**Data excerpts**
::::::::::

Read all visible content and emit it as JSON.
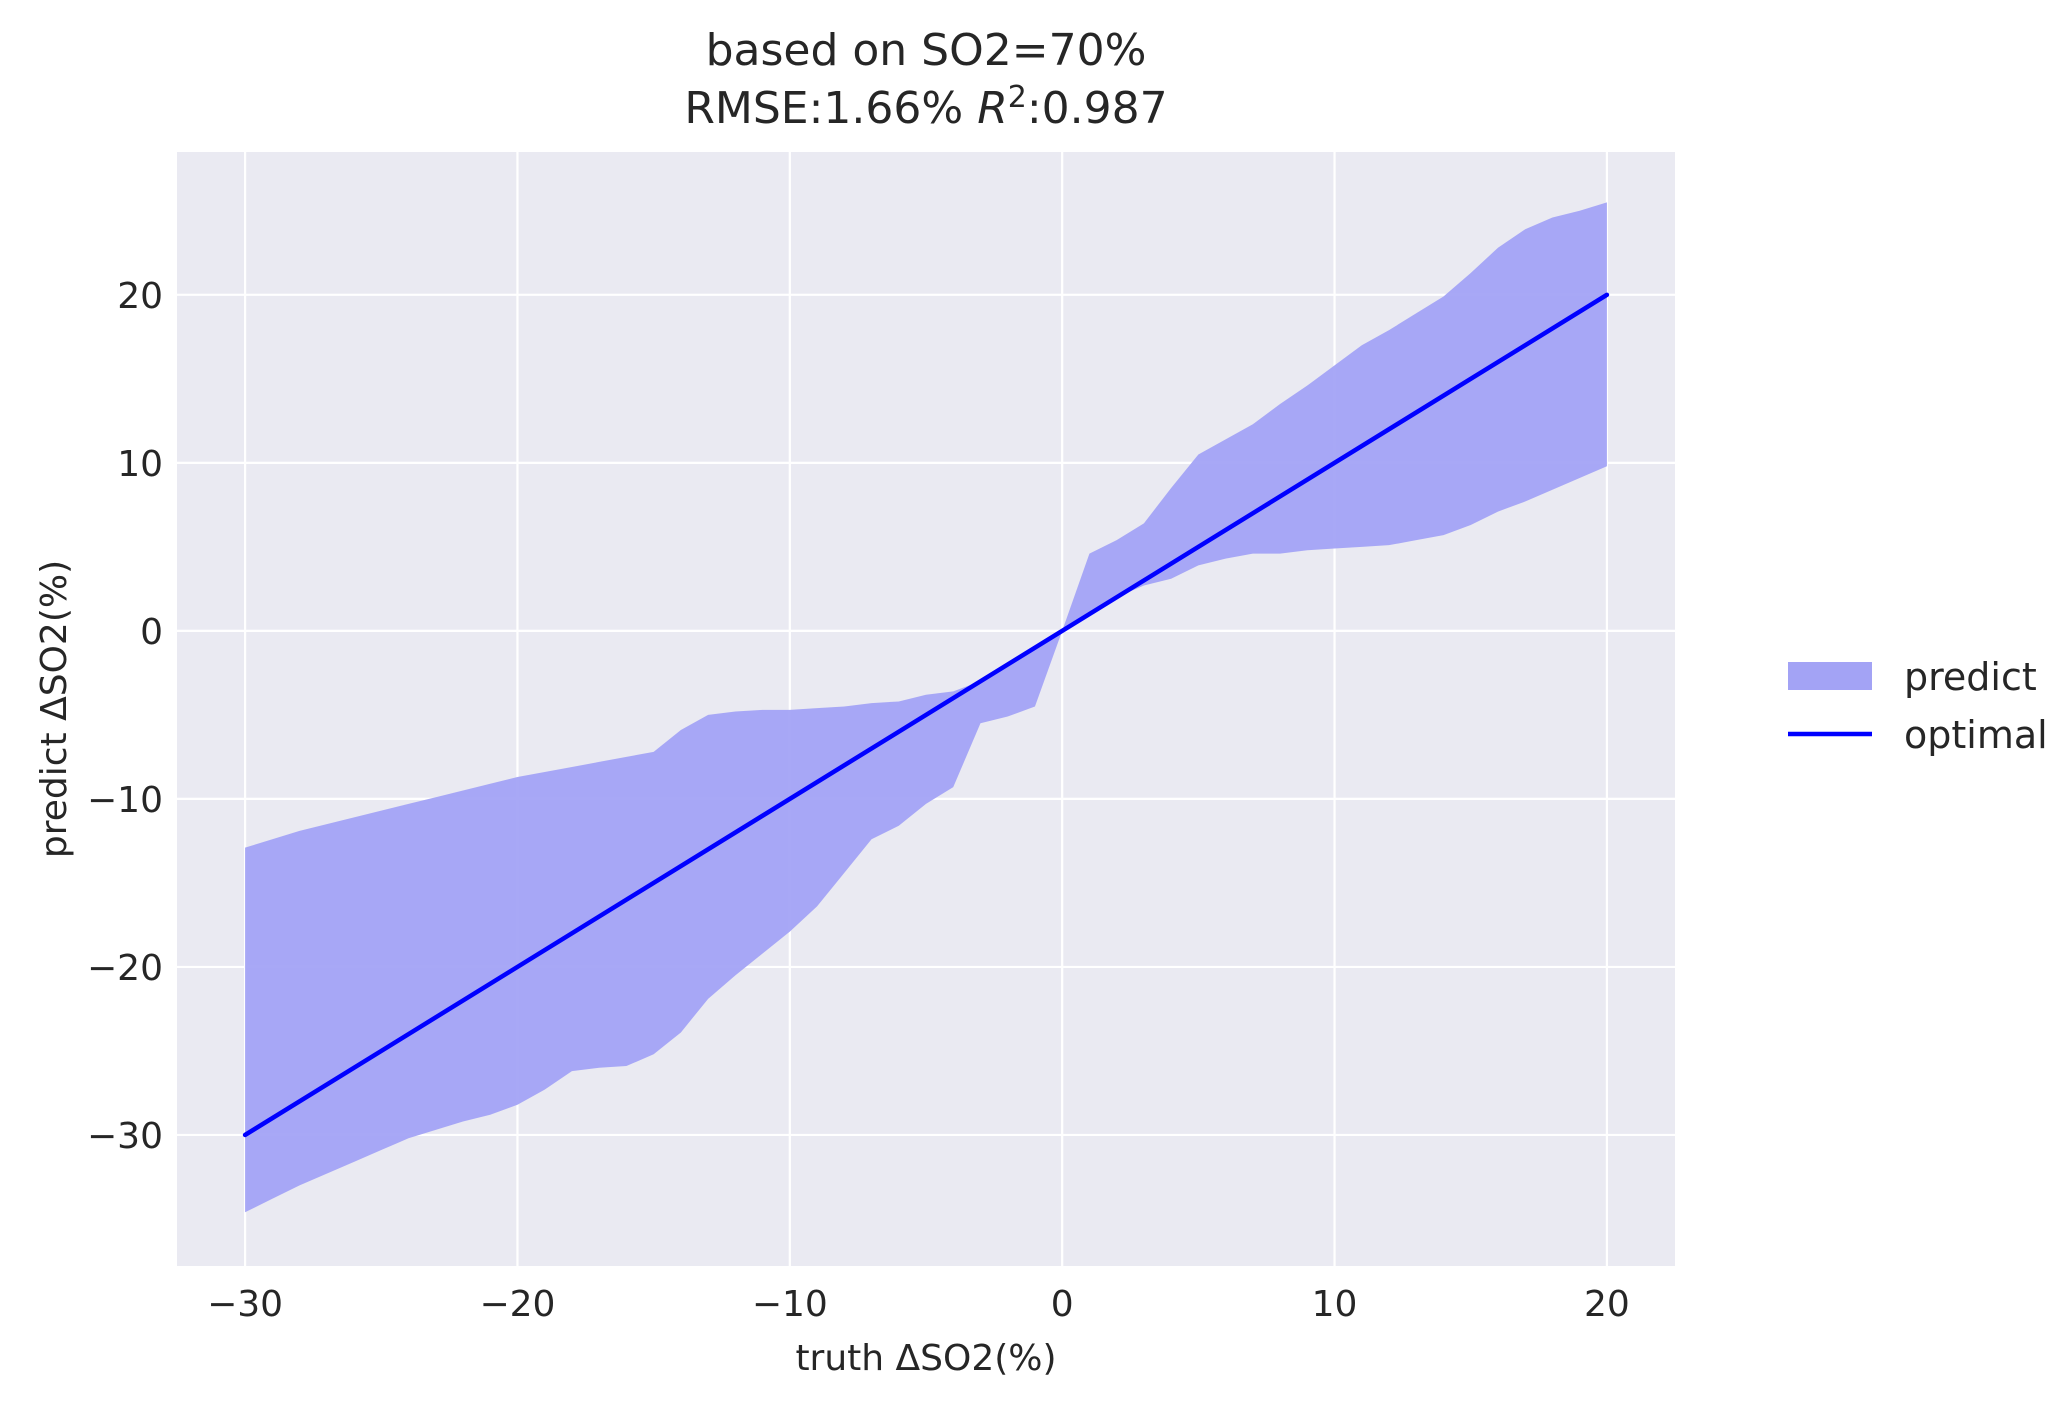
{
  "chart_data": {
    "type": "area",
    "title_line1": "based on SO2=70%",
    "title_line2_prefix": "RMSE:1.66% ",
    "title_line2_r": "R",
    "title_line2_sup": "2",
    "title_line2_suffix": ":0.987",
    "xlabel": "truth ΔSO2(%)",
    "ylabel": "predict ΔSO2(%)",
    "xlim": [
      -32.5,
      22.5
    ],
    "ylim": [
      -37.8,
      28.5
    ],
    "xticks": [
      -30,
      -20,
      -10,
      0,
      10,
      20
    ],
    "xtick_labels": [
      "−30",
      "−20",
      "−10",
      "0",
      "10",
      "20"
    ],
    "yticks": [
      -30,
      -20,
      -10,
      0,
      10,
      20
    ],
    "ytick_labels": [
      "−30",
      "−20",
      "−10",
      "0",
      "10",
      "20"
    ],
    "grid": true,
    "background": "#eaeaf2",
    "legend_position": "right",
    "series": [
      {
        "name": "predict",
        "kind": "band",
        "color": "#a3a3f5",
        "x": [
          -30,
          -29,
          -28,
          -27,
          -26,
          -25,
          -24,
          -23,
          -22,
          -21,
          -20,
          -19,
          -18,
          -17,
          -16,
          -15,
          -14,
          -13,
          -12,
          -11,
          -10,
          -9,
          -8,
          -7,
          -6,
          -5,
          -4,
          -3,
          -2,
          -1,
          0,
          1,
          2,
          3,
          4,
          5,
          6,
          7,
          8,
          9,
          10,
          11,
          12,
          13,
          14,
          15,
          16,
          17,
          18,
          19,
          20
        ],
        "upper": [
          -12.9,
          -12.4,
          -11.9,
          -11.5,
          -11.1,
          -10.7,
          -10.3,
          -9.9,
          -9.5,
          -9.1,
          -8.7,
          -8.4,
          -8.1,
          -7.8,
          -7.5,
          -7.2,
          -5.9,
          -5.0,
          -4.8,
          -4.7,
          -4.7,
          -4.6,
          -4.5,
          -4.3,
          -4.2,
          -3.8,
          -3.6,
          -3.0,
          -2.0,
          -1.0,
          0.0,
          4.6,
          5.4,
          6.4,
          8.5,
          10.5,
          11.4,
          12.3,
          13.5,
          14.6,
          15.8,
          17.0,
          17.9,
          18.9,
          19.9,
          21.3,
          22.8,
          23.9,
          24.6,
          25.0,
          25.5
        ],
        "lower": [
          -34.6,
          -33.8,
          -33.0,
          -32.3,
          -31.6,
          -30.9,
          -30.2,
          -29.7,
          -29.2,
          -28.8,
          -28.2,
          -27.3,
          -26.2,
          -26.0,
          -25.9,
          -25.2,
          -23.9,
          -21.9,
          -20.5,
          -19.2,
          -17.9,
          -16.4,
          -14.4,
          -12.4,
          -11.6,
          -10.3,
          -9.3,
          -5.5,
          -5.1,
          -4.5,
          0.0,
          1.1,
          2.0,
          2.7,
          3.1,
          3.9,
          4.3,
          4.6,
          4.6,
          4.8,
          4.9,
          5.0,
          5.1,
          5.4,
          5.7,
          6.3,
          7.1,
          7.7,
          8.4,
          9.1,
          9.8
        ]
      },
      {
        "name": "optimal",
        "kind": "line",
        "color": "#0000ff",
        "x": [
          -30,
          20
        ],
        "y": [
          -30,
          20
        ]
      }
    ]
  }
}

::::::::::

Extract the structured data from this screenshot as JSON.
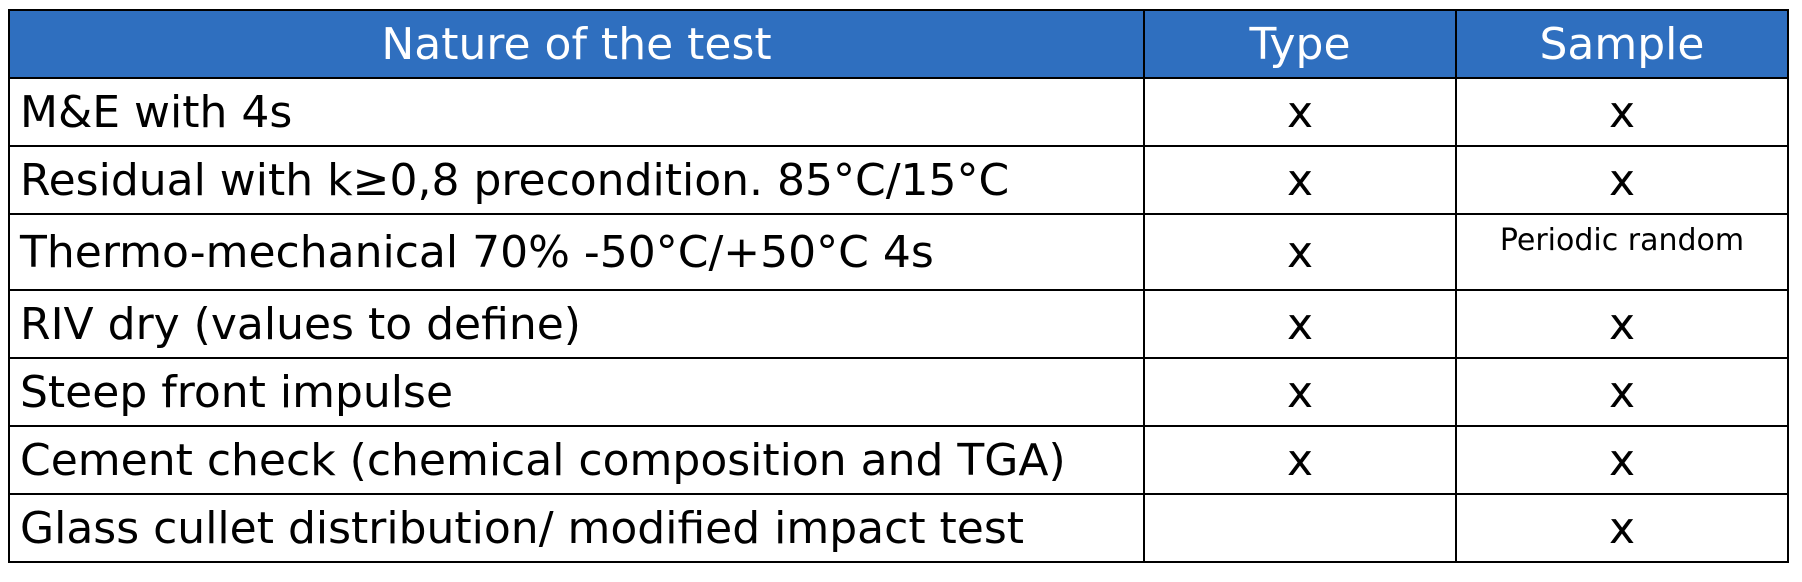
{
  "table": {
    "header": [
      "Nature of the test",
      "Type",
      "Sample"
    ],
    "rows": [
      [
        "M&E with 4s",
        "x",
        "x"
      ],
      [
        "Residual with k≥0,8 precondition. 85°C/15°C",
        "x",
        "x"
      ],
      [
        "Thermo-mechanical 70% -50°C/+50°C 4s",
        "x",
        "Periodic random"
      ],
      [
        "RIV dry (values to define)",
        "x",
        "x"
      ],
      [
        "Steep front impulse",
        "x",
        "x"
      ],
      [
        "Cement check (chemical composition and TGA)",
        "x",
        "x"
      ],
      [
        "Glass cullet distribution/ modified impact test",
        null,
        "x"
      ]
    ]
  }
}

::::::::::

**Work to be completed**
Look through the data above. Each line containing the word "with" needs to be copied.

**Answer for the task**
        "M&E with 4s",
        "Residual with k≥0,8 precondition. 85°C/15°C",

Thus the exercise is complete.